▶ Provided records
+++++
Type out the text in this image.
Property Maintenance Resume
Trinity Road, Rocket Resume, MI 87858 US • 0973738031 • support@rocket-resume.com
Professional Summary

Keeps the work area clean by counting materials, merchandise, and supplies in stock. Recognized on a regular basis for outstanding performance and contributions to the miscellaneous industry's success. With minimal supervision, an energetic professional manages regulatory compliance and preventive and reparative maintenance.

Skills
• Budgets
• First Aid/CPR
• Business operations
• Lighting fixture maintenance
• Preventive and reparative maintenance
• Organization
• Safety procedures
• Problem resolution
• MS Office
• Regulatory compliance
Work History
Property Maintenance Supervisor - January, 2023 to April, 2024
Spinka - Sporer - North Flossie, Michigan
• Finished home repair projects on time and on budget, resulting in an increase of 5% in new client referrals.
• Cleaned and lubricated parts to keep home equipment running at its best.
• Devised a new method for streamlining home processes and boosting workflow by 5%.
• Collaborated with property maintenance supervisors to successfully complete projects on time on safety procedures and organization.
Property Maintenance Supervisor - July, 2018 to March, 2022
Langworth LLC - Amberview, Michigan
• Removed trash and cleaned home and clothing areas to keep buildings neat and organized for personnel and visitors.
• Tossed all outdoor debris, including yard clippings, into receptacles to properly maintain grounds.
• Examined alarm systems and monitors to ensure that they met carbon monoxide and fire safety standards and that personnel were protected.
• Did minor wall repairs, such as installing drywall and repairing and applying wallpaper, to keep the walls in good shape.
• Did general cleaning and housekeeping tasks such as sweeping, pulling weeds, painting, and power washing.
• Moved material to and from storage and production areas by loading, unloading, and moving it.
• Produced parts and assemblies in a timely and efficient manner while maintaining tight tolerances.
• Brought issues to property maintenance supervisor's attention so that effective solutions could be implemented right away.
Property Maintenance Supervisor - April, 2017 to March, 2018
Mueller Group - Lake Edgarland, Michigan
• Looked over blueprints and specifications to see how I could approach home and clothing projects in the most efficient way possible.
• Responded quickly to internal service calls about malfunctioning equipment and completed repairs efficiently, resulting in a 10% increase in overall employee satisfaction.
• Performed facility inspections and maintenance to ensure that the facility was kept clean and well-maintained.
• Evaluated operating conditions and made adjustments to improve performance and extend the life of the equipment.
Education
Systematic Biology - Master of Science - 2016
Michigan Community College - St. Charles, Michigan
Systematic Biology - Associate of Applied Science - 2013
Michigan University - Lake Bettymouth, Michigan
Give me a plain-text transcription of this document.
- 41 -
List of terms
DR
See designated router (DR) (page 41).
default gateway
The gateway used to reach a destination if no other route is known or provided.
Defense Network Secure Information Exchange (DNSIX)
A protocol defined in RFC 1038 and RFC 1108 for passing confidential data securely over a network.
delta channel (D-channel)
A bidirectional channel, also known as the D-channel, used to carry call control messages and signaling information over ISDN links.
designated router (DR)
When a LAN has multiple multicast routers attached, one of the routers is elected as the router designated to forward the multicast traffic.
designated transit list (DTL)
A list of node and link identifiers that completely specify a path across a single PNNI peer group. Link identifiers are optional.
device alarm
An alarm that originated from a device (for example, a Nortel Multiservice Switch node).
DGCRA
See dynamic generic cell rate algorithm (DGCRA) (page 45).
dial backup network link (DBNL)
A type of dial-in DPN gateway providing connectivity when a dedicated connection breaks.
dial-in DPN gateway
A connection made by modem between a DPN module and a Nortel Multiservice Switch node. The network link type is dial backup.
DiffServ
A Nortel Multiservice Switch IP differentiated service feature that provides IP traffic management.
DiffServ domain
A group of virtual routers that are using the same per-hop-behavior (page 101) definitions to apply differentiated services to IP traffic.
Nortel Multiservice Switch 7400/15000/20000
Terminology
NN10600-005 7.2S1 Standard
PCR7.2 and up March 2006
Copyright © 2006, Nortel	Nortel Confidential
+++++
All lines of the data above that include the word "connection" must be shown.

▶ Full answer
A type of dial-in DPN gateway providing connectivity when a dedicated connection breaks.
A connection made by modem between a DPN module and a Nortel Multiservice Switch node. The network link type is dial backup.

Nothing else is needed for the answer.